* Excerpted data:

○ ○ ○

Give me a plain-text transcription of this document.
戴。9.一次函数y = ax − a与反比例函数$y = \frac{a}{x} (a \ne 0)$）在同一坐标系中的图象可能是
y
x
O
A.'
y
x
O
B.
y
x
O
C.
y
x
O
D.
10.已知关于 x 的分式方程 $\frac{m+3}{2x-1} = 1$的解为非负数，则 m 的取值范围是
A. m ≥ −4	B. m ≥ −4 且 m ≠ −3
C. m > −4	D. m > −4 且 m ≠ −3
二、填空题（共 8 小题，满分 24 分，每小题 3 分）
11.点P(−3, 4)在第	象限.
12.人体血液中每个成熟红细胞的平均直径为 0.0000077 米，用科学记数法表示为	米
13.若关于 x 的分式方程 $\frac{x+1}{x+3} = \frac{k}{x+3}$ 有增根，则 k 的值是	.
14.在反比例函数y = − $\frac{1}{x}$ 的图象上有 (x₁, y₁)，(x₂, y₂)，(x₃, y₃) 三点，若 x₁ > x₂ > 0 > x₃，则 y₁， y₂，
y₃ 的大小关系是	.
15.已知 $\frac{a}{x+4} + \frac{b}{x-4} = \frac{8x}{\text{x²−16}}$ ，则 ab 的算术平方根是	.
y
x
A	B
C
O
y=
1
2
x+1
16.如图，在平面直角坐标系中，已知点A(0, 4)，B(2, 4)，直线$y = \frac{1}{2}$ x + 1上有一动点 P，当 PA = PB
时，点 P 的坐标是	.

○ ○ ○

* Requirements: Copy out all of the records above with nothing altered.

* Exercise solution:
Give me a plain-text transcription of this document.
戴。9.一次函数y = ax − a与反比例函数$y = \frac{a}{x} (a \ne 0)$）在同一坐标系中的图象可能是
y
x
O
A.'
y
x
O
B.
y
x
O
C.
y
x
O
D.
10.已知关于 x 的分式方程 $\frac{m+3}{2x-1} = 1$的解为非负数，则 m 的取值范围是
A. m ≥ −4	B. m ≥ −4 且 m ≠ −3
C. m > −4	D. m > −4 且 m ≠ −3
二、填空题（共 8 小题，满分 24 分，每小题 3 分）
11.点P(−3, 4)在第	象限.
12.人体血液中每个成熟红细胞的平均直径为 0.0000077 米，用科学记数法表示为	米
13.若关于 x 的分式方程 $\frac{x+1}{x+3} = \frac{k}{x+3}$ 有增根，则 k 的值是	.
14.在反比例函数y = − $\frac{1}{x}$ 的图象上有 (x₁, y₁)，(x₂, y₂)，(x₃, y₃) 三点，若 x₁ > x₂ > 0 > x₃，则 y₁， y₂，
y₃ 的大小关系是	.
15.已知 $\frac{a}{x+4} + \frac{b}{x-4} = \frac{8x}{\text{x²−16}}$ ，则 ab 的算术平方根是	.
y
x
A	B
C
O
y=
1
2
x+1
16.如图，在平面直角坐标系中，已知点A(0, 4)，B(2, 4)，直线$y = \frac{1}{2}$ x + 1上有一动点 P，当 PA = PB
时，点 P 的坐标是	.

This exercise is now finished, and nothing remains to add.